::: STORED DATA :::
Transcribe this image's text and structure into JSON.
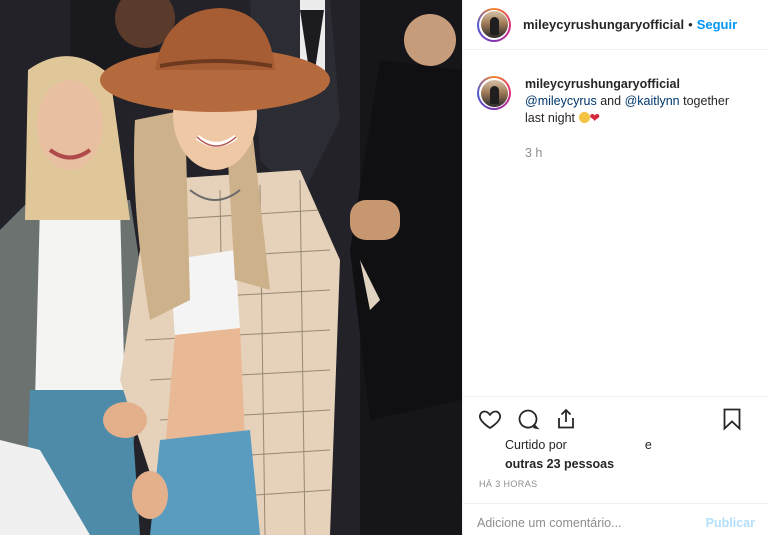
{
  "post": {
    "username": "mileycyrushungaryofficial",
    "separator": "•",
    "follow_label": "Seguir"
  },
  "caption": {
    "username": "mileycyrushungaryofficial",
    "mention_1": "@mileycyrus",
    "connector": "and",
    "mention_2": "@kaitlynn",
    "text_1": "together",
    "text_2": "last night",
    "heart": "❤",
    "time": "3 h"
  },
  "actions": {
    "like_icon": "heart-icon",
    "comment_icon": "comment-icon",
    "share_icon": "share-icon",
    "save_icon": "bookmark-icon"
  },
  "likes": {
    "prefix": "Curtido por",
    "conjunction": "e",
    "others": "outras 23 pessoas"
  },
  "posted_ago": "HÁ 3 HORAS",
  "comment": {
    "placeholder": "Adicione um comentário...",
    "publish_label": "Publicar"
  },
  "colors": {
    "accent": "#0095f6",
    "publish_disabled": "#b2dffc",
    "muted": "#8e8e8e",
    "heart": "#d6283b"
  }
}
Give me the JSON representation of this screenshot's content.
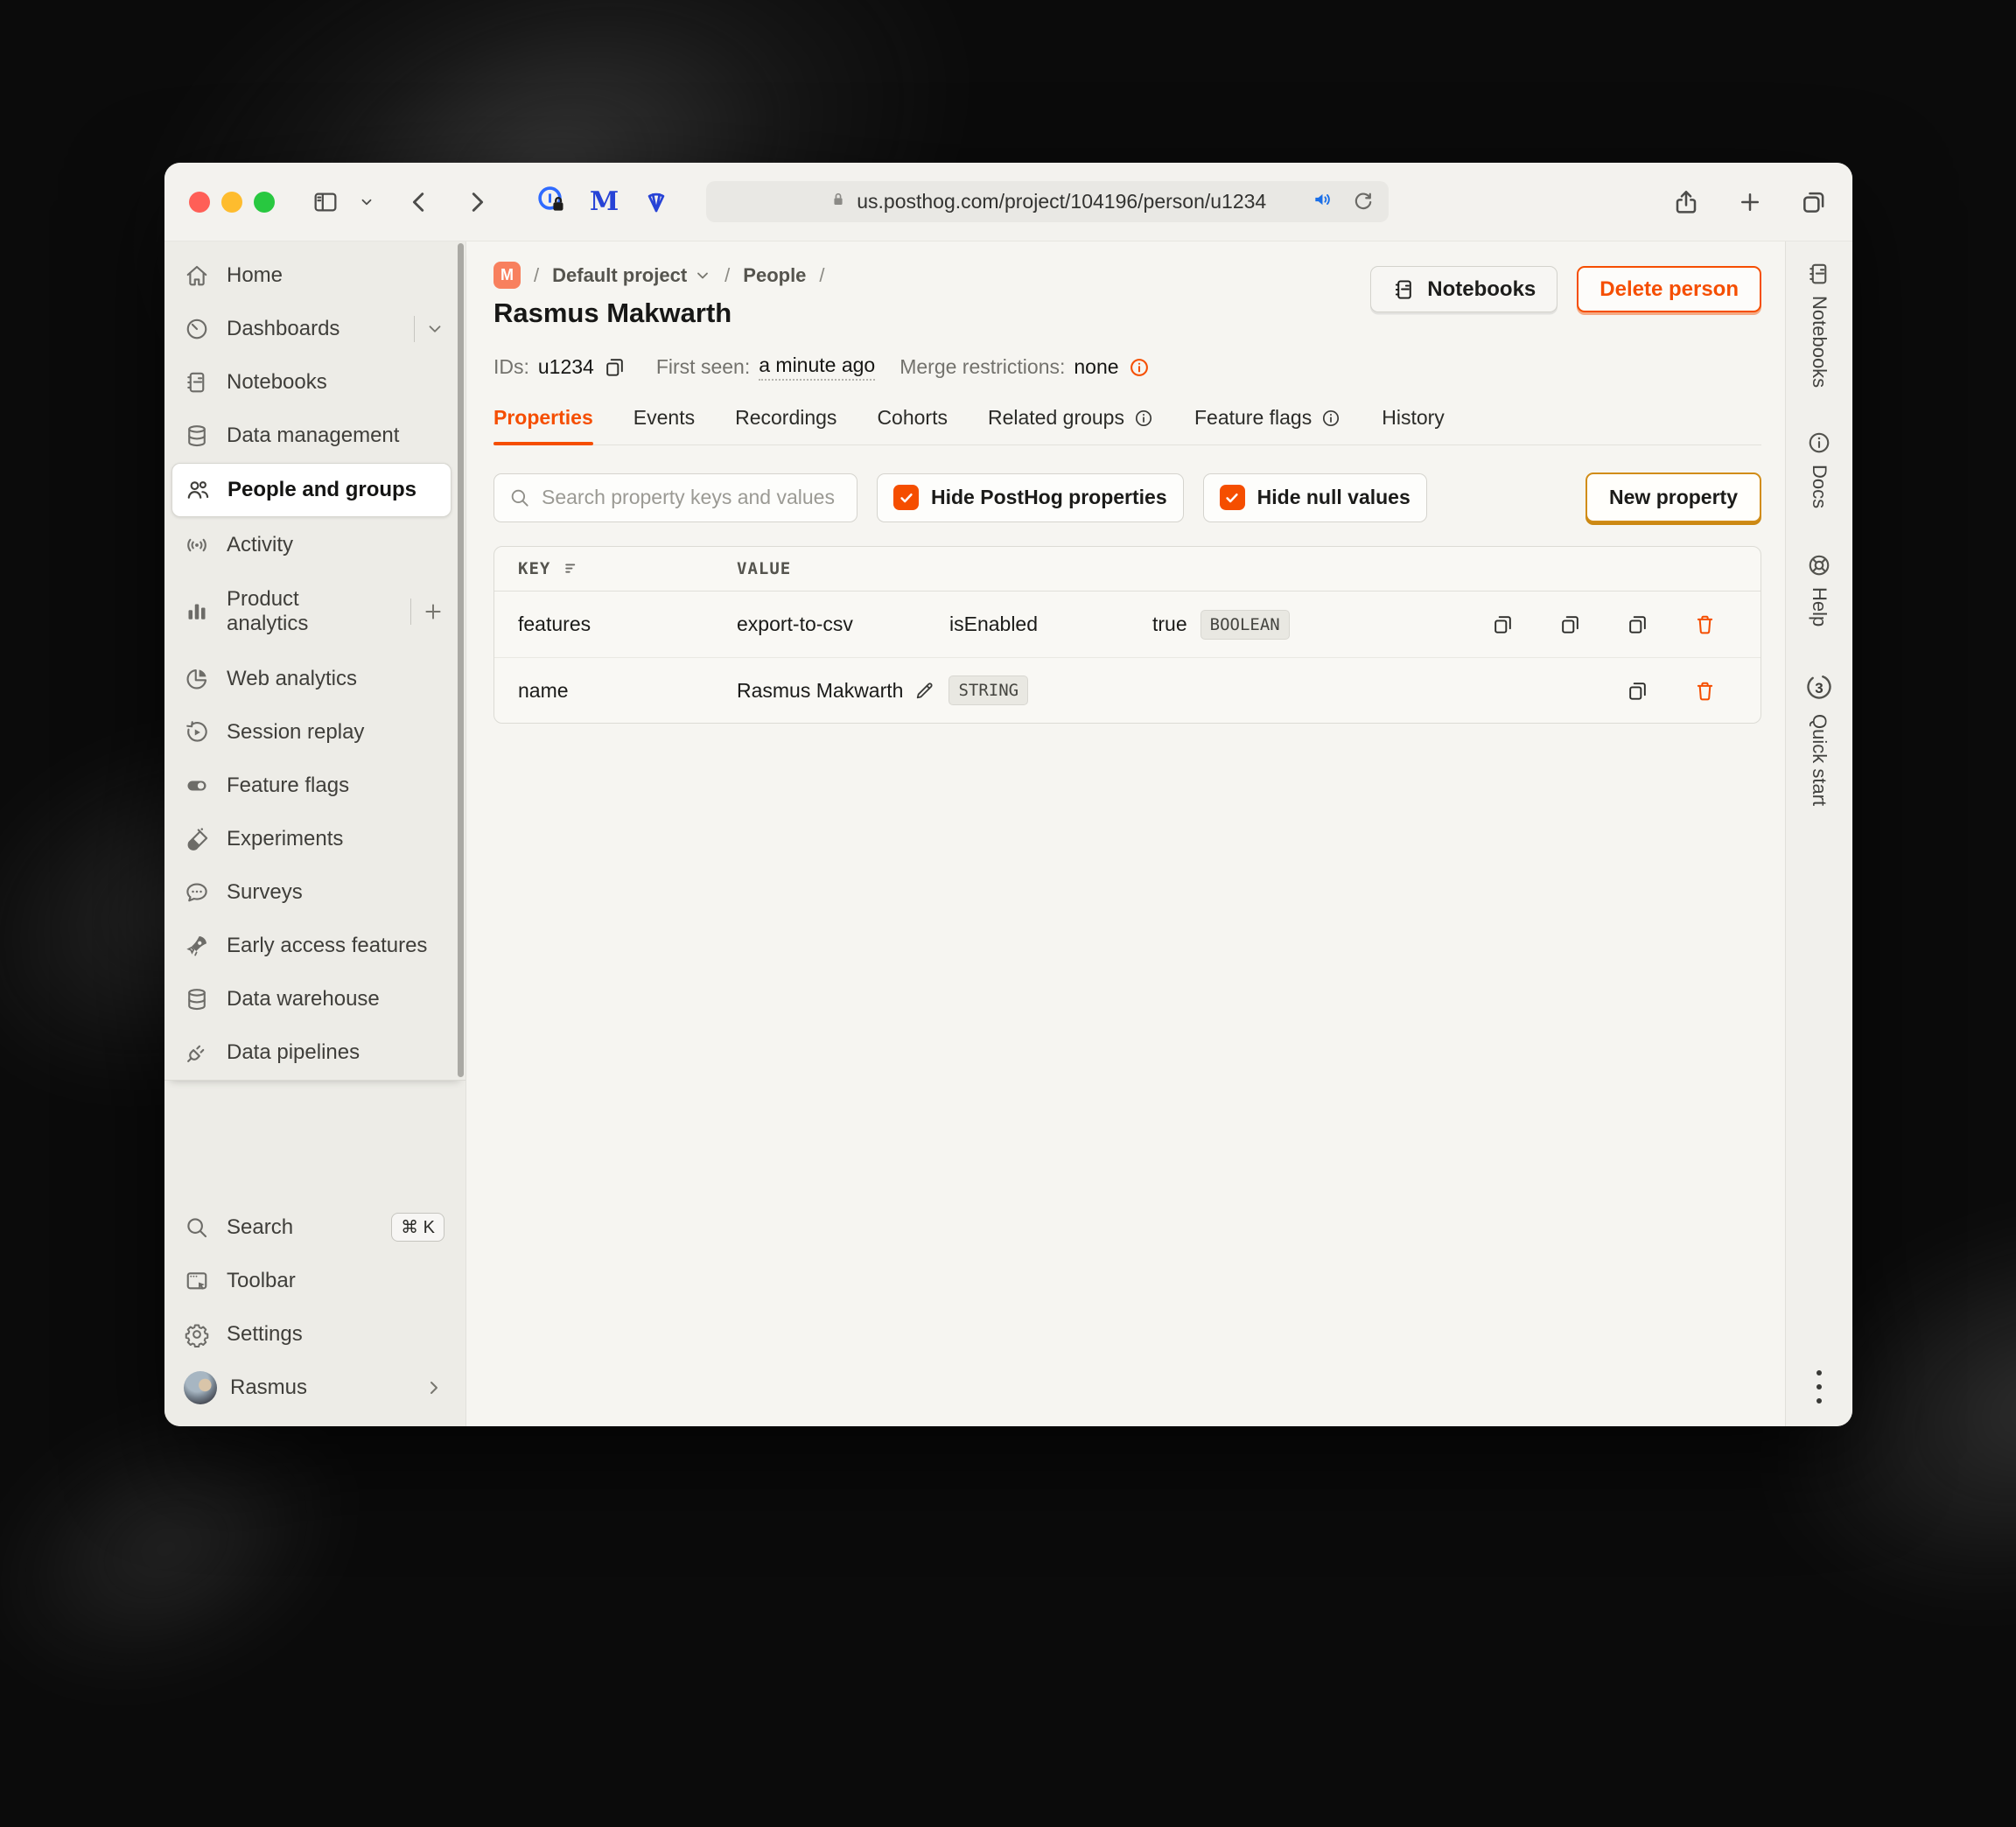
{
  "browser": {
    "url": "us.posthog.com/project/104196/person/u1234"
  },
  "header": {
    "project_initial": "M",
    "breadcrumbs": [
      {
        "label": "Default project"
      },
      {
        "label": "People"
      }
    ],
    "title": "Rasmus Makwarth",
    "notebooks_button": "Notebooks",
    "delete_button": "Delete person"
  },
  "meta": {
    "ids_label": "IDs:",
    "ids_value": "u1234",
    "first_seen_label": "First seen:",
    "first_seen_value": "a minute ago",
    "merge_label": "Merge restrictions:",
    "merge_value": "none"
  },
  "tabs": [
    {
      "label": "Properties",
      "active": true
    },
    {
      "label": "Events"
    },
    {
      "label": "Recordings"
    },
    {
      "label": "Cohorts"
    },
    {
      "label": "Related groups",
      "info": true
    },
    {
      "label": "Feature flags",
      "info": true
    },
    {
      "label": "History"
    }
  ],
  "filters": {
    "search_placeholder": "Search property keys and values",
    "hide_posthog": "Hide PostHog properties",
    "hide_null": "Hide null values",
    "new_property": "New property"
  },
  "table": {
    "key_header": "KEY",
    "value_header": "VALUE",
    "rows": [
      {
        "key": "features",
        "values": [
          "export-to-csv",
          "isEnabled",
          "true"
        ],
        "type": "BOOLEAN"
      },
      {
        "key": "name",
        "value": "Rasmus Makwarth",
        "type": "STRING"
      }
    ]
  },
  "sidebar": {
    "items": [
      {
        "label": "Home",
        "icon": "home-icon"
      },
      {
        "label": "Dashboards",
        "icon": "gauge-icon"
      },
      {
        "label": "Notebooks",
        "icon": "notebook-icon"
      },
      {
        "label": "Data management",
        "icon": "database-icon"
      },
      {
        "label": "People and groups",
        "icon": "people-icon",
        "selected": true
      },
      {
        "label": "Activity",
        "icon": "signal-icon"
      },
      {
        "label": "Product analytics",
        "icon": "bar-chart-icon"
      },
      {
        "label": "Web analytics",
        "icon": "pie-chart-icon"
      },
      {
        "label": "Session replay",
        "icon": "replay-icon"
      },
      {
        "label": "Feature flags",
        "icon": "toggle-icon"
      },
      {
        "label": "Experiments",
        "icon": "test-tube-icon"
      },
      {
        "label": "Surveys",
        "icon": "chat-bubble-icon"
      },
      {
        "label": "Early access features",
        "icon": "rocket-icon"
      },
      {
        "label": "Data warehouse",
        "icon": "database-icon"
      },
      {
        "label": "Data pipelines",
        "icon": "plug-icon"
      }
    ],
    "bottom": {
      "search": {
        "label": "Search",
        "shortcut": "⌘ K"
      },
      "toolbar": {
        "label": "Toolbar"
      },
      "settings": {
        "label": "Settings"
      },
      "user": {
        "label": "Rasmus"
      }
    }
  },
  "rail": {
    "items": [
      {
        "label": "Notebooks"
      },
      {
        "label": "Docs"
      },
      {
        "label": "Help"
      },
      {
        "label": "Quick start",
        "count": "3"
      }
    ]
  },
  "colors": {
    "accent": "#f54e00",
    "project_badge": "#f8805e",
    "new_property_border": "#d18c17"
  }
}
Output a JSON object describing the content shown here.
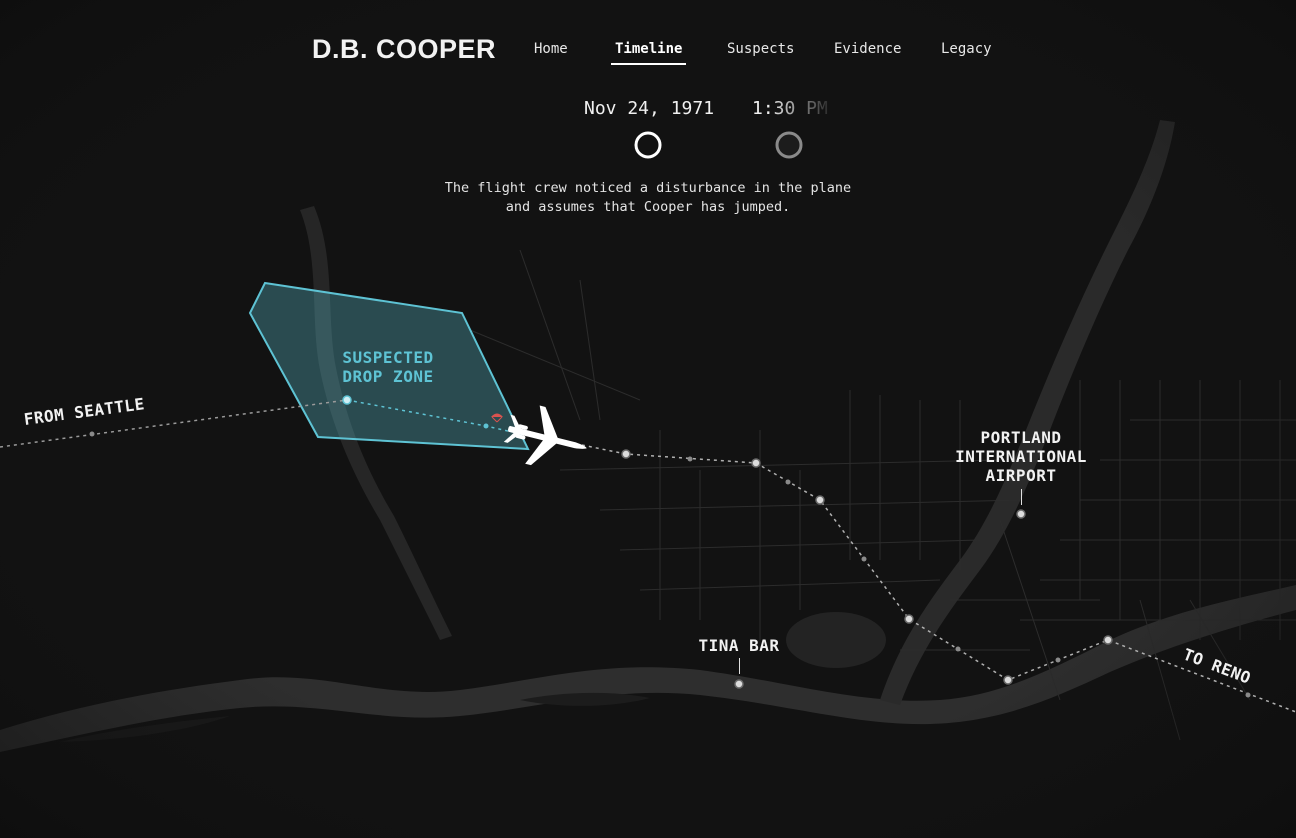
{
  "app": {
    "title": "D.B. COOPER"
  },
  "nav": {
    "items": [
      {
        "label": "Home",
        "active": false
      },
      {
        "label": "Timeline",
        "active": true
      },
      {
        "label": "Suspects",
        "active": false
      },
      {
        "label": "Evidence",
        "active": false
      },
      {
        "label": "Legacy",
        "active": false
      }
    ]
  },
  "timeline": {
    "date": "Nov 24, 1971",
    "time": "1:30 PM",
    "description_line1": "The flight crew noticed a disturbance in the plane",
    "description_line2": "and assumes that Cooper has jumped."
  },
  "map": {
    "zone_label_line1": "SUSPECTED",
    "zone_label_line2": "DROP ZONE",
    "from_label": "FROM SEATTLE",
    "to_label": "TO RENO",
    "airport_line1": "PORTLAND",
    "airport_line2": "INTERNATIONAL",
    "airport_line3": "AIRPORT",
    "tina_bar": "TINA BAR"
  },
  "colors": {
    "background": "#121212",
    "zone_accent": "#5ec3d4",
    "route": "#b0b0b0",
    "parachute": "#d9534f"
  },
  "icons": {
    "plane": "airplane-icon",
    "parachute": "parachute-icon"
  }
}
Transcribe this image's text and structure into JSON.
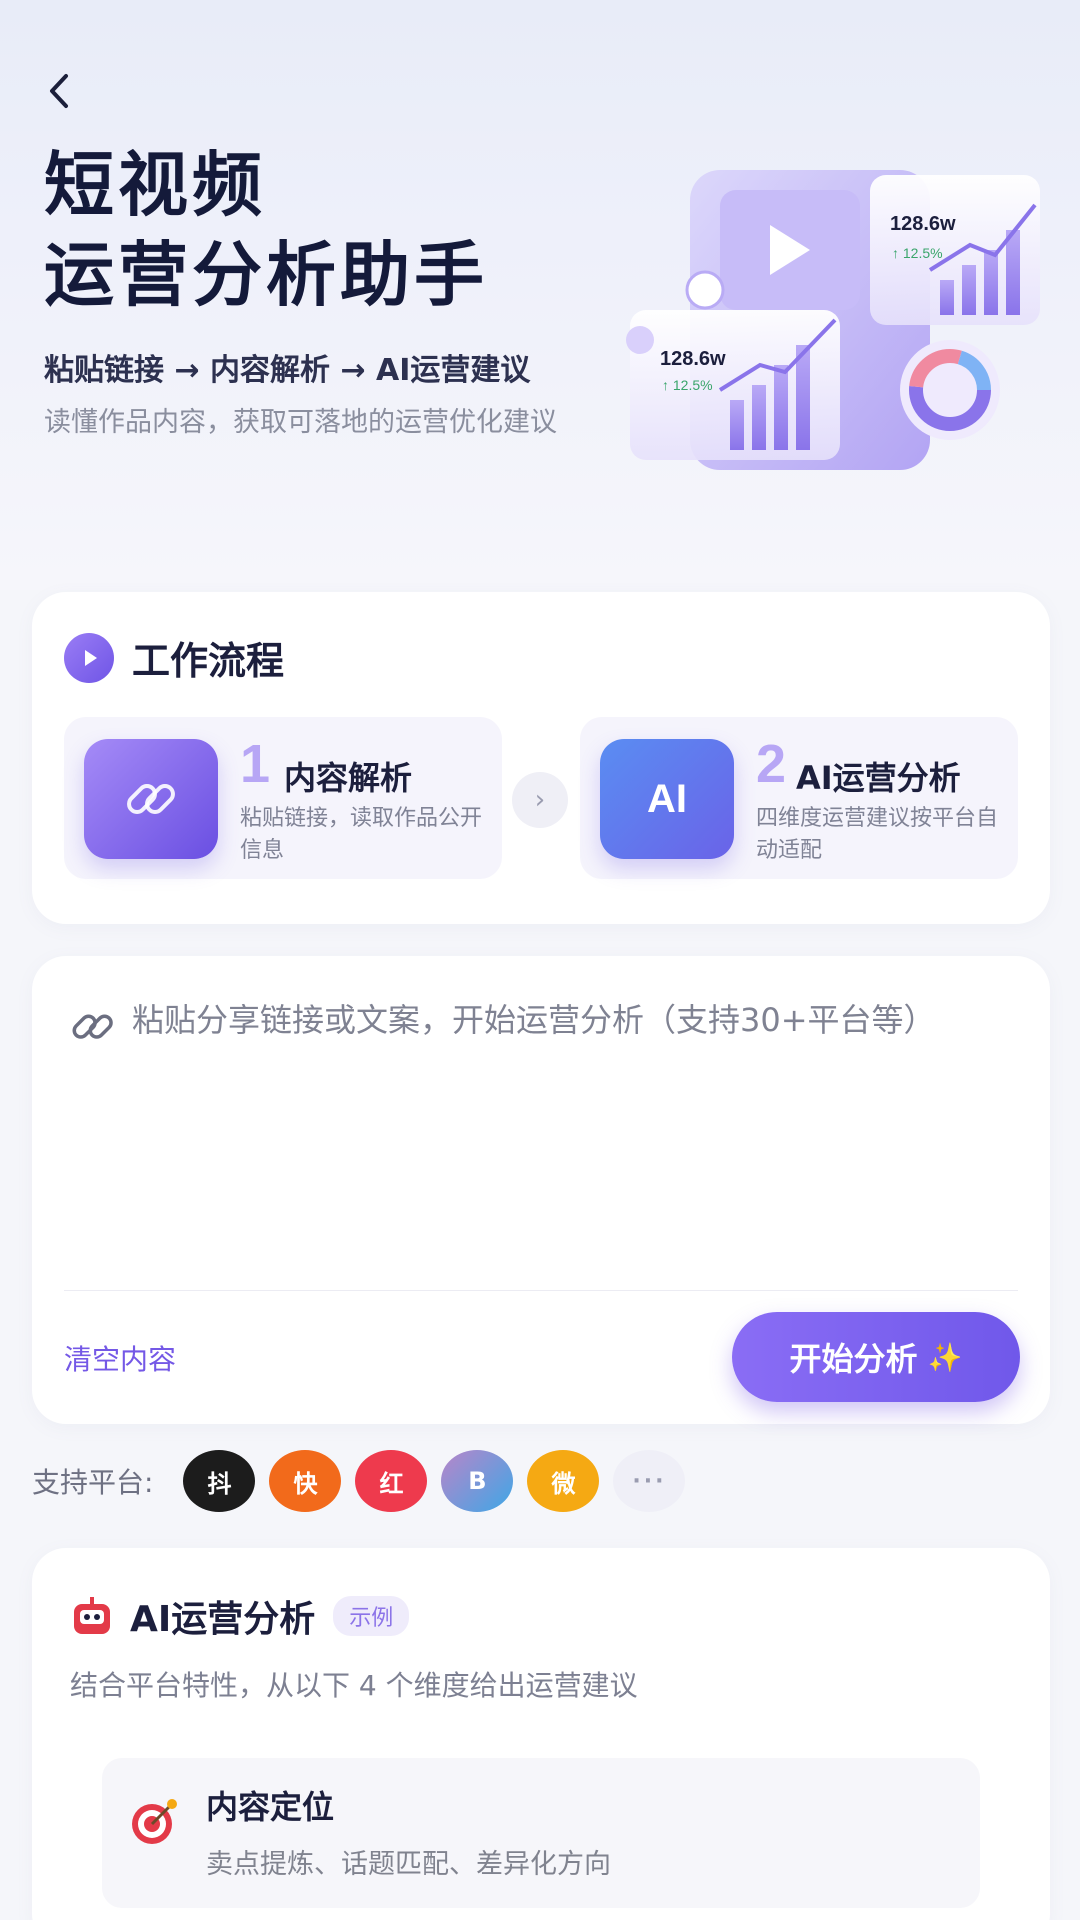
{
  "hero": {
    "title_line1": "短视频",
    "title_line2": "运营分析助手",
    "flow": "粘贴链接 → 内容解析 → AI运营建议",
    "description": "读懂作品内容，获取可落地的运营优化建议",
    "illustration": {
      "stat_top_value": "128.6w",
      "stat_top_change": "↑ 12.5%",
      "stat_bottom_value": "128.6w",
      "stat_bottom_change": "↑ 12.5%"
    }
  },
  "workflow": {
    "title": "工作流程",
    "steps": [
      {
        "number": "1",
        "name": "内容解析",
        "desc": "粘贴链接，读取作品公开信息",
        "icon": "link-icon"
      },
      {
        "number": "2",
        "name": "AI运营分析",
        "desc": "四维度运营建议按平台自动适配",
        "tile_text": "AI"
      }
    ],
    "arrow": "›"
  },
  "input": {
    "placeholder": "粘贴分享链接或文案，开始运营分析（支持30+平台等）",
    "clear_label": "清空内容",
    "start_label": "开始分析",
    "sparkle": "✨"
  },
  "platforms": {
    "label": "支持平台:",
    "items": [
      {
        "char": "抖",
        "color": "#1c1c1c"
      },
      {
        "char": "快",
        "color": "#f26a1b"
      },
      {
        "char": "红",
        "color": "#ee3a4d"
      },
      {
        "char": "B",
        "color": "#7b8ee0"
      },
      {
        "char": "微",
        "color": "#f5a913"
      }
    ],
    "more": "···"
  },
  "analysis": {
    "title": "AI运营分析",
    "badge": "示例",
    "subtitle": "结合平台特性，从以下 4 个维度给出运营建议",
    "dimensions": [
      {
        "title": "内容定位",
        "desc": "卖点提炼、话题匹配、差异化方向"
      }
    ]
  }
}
:::
Count the lines in the records above that contain the word "person", and give only that number.

2